§ Set task:
Make an exact copy of the entries below.

§ Saved entries:

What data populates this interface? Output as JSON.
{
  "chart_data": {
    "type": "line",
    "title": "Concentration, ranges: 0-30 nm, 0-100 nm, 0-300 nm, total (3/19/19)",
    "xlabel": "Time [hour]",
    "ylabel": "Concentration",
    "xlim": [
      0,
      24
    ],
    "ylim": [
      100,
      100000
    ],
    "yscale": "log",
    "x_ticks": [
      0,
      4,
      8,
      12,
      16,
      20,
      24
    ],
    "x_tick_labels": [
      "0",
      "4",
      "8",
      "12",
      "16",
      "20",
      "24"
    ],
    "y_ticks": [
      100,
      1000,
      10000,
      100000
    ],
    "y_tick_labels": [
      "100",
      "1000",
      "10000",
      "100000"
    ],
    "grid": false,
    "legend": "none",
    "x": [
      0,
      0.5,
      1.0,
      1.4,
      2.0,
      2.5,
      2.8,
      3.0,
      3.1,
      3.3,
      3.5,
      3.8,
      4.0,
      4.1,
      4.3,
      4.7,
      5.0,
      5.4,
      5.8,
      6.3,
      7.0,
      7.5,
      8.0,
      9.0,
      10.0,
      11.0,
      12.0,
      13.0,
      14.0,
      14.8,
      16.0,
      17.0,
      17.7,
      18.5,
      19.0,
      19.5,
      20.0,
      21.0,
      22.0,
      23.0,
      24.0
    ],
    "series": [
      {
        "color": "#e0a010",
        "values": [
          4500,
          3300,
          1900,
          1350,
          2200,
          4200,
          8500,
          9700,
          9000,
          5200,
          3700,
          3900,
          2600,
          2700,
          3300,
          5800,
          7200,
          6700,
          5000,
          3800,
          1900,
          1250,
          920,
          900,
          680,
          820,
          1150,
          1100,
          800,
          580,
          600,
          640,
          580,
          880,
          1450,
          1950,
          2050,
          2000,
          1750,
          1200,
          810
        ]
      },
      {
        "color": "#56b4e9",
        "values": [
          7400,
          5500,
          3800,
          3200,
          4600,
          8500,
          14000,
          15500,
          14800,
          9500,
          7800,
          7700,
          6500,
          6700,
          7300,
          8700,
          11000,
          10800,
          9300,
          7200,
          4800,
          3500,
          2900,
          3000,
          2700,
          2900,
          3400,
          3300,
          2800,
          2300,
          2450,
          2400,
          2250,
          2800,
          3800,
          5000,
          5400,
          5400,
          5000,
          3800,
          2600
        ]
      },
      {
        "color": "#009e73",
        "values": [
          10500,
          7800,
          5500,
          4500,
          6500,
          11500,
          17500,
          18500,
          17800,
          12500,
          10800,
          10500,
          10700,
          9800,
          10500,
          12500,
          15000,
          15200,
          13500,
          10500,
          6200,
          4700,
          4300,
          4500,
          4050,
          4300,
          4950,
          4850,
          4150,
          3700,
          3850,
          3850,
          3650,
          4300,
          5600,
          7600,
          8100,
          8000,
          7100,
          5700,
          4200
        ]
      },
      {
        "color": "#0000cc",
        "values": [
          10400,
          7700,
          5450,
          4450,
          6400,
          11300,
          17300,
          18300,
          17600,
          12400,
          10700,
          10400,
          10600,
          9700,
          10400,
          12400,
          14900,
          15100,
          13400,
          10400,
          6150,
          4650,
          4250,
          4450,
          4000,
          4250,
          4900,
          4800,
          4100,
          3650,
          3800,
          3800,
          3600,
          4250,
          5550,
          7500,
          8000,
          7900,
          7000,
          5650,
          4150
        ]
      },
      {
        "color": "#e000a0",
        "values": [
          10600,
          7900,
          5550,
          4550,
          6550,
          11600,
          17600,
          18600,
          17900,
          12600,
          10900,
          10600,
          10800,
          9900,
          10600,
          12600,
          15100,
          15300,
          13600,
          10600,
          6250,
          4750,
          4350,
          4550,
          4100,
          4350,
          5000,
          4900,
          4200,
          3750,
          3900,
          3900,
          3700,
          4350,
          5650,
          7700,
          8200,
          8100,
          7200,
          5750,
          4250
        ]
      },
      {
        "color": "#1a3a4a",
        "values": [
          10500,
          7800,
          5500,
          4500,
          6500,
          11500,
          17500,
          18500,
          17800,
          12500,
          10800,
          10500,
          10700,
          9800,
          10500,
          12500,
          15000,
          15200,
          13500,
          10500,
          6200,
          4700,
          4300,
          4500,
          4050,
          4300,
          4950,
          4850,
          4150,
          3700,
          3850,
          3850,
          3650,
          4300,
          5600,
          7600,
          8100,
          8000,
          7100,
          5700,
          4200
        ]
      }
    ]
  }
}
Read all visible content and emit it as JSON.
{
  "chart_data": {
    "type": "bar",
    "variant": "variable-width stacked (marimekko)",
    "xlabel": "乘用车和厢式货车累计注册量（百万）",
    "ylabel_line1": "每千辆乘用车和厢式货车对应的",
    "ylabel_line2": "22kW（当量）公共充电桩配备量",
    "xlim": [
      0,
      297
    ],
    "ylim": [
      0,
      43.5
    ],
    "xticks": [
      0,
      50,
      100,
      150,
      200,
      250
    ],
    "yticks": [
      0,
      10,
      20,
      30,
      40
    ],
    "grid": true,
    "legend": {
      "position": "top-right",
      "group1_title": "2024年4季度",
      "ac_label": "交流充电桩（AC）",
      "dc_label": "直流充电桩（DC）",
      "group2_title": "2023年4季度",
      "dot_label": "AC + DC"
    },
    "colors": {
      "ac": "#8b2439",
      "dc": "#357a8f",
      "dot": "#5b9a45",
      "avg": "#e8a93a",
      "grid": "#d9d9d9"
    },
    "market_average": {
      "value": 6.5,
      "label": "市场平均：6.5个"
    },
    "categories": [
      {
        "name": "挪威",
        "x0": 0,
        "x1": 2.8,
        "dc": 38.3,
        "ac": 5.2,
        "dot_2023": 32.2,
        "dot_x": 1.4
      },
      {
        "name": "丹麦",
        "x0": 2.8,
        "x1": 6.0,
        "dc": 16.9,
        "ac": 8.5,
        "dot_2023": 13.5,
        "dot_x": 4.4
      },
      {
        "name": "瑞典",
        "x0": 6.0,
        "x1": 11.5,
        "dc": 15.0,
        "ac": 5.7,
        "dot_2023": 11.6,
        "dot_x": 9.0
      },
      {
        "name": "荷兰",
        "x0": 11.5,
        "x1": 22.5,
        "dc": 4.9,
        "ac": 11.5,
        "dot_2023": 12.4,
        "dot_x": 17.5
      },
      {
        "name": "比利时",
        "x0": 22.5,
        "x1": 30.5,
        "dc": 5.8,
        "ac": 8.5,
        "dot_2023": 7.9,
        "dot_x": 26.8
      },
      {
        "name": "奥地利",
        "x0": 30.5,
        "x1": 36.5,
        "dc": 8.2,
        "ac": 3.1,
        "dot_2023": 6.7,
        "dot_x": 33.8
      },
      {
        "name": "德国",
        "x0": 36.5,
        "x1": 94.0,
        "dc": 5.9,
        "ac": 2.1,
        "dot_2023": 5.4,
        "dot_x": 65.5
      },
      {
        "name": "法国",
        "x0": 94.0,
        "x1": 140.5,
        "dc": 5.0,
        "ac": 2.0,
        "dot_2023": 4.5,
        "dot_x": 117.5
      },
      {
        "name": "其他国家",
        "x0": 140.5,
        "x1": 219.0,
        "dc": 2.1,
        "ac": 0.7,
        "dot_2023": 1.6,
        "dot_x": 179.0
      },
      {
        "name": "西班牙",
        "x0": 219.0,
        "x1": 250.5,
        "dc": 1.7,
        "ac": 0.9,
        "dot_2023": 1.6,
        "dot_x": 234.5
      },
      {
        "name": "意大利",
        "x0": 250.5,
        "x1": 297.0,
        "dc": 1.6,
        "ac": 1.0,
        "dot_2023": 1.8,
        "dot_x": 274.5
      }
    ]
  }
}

§ Answer to the task:
What data populates this interface? Output as JSON.
{
  "chart_data": {
    "type": "line",
    "title": "Concentration, ranges: 0-30 nm, 0-100 nm, 0-300 nm, total (3/19/19)",
    "xlabel": "Time [hour]",
    "ylabel": "Concentration",
    "xlim": [
      0,
      24
    ],
    "ylim": [
      100,
      100000
    ],
    "yscale": "log",
    "x_ticks": [
      0,
      4,
      8,
      12,
      16,
      20,
      24
    ],
    "x_tick_labels": [
      "0",
      "4",
      "8",
      "12",
      "16",
      "20",
      "24"
    ],
    "y_ticks": [
      100,
      1000,
      10000,
      100000
    ],
    "y_tick_labels": [
      "100",
      "1000",
      "10000",
      "100000"
    ],
    "grid": false,
    "legend": "none",
    "x": [
      0,
      0.5,
      1.0,
      1.4,
      2.0,
      2.5,
      2.8,
      3.0,
      3.1,
      3.3,
      3.5,
      3.8,
      4.0,
      4.1,
      4.3,
      4.7,
      5.0,
      5.4,
      5.8,
      6.3,
      7.0,
      7.5,
      8.0,
      9.0,
      10.0,
      11.0,
      12.0,
      13.0,
      14.0,
      14.8,
      16.0,
      17.0,
      17.7,
      18.5,
      19.0,
      19.5,
      20.0,
      21.0,
      22.0,
      23.0,
      24.0
    ],
    "series": [
      {
        "color": "#e0a010",
        "values": [
          4500,
          3300,
          1900,
          1350,
          2200,
          4200,
          8500,
          9700,
          9000,
          5200,
          3700,
          3900,
          2600,
          2700,
          3300,
          5800,
          7200,
          6700,
          5000,
          3800,
          1900,
          1250,
          920,
          900,
          680,
          820,
          1150,
          1100,
          800,
          580,
          600,
          640,
          580,
          880,
          1450,
          1950,
          2050,
          2000,
          1750,
          1200,
          810
        ]
      },
      {
        "color": "#56b4e9",
        "values": [
          7400,
          5500,
          3800,
          3200,
          4600,
          8500,
          14000,
          15500,
          14800,
          9500,
          7800,
          7700,
          6500,
          6700,
          7300,
          8700,
          11000,
          10800,
          9300,
          7200,
          4800,
          3500,
          2900,
          3000,
          2700,
          2900,
          3400,
          3300,
          2800,
          2300,
          2450,
          2400,
          2250,
          2800,
          3800,
          5000,
          5400,
          5400,
          5000,
          3800,
          2600
        ]
      },
      {
        "color": "#009e73",
        "values": [
          10500,
          7800,
          5500,
          4500,
          6500,
          11500,
          17500,
          18500,
          17800,
          12500,
          10800,
          10500,
          10700,
          9800,
          10500,
          12500,
          15000,
          15200,
          13500,
          10500,
          6200,
          4700,
          4300,
          4500,
          4050,
          4300,
          4950,
          4850,
          4150,
          3700,
          3850,
          3850,
          3650,
          4300,
          5600,
          7600,
          8100,
          8000,
          7100,
          5700,
          4200
        ]
      },
      {
        "color": "#0000cc",
        "values": [
          10400,
          7700,
          5450,
          4450,
          6400,
          11300,
          17300,
          18300,
          17600,
          12400,
          10700,
          10400,
          10600,
          9700,
          10400,
          12400,
          14900,
          15100,
          13400,
          10400,
          6150,
          4650,
          4250,
          4450,
          4000,
          4250,
          4900,
          4800,
          4100,
          3650,
          3800,
          3800,
          3600,
          4250,
          5550,
          7500,
          8000,
          7900,
          7000,
          5650,
          4150
        ]
      },
      {
        "color": "#e000a0",
        "values": [
          10600,
          7900,
          5550,
          4550,
          6550,
          11600,
          17600,
          18600,
          17900,
          12600,
          10900,
          10600,
          10800,
          9900,
          10600,
          12600,
          15100,
          15300,
          13600,
          10600,
          6250,
          4750,
          4350,
          4550,
          4100,
          4350,
          5000,
          4900,
          4200,
          3750,
          3900,
          3900,
          3700,
          4350,
          5650,
          7700,
          8200,
          8100,
          7200,
          5750,
          4250
        ]
      },
      {
        "color": "#1a3a4a",
        "values": [
          10500,
          7800,
          5500,
          4500,
          6500,
          11500,
          17500,
          18500,
          17800,
          12500,
          10800,
          10500,
          10700,
          9800,
          10500,
          12500,
          15000,
          15200,
          13500,
          10500,
          6200,
          4700,
          4300,
          4500,
          4050,
          4300,
          4950,
          4850,
          4150,
          3700,
          3850,
          3850,
          3650,
          4300,
          5600,
          7600,
          8100,
          8000,
          7100,
          5700,
          4200
        ]
      }
    ]
  }
}
Read all visible content and emit it as JSON.
{
  "chart_data": {
    "type": "bar",
    "variant": "variable-width stacked (marimekko)",
    "xlabel": "乘用车和厢式货车累计注册量（百万）",
    "ylabel_line1": "每千辆乘用车和厢式货车对应的",
    "ylabel_line2": "22kW（当量）公共充电桩配备量",
    "xlim": [
      0,
      297
    ],
    "ylim": [
      0,
      43.5
    ],
    "xticks": [
      0,
      50,
      100,
      150,
      200,
      250
    ],
    "yticks": [
      0,
      10,
      20,
      30,
      40
    ],
    "grid": true,
    "legend": {
      "position": "top-right",
      "group1_title": "2024年4季度",
      "ac_label": "交流充电桩（AC）",
      "dc_label": "直流充电桩（DC）",
      "group2_title": "2023年4季度",
      "dot_label": "AC + DC"
    },
    "colors": {
      "ac": "#8b2439",
      "dc": "#357a8f",
      "dot": "#5b9a45",
      "avg": "#e8a93a",
      "grid": "#d9d9d9"
    },
    "market_average": {
      "value": 6.5,
      "label": "市场平均：6.5个"
    },
    "categories": [
      {
        "name": "挪威",
        "x0": 0,
        "x1": 2.8,
        "dc": 38.3,
        "ac": 5.2,
        "dot_2023": 32.2,
        "dot_x": 1.4
      },
      {
        "name": "丹麦",
        "x0": 2.8,
        "x1": 6.0,
        "dc": 16.9,
        "ac": 8.5,
        "dot_2023": 13.5,
        "dot_x": 4.4
      },
      {
        "name": "瑞典",
        "x0": 6.0,
        "x1": 11.5,
        "dc": 15.0,
        "ac": 5.7,
        "dot_2023": 11.6,
        "dot_x": 9.0
      },
      {
        "name": "荷兰",
        "x0": 11.5,
        "x1": 22.5,
        "dc": 4.9,
        "ac": 11.5,
        "dot_2023": 12.4,
        "dot_x": 17.5
      },
      {
        "name": "比利时",
        "x0": 22.5,
        "x1": 30.5,
        "dc": 5.8,
        "ac": 8.5,
        "dot_2023": 7.9,
        "dot_x": 26.8
      },
      {
        "name": "奥地利",
        "x0": 30.5,
        "x1": 36.5,
        "dc": 8.2,
        "ac": 3.1,
        "dot_2023": 6.7,
        "dot_x": 33.8
      },
      {
        "name": "德国",
        "x0": 36.5,
        "x1": 94.0,
        "dc": 5.9,
        "ac": 2.1,
        "dot_2023": 5.4,
        "dot_x": 65.5
      },
      {
        "name": "法国",
        "x0": 94.0,
        "x1": 140.5,
        "dc": 5.0,
        "ac": 2.0,
        "dot_2023": 4.5,
        "dot_x": 117.5
      },
      {
        "name": "其他国家",
        "x0": 140.5,
        "x1": 219.0,
        "dc": 2.1,
        "ac": 0.7,
        "dot_2023": 1.6,
        "dot_x": 179.0
      },
      {
        "name": "西班牙",
        "x0": 219.0,
        "x1": 250.5,
        "dc": 1.7,
        "ac": 0.9,
        "dot_2023": 1.6,
        "dot_x": 234.5
      },
      {
        "name": "意大利",
        "x0": 250.5,
        "x1": 297.0,
        "dc": 1.6,
        "ac": 1.0,
        "dot_2023": 1.8,
        "dot_x": 274.5
      }
    ]
  }
}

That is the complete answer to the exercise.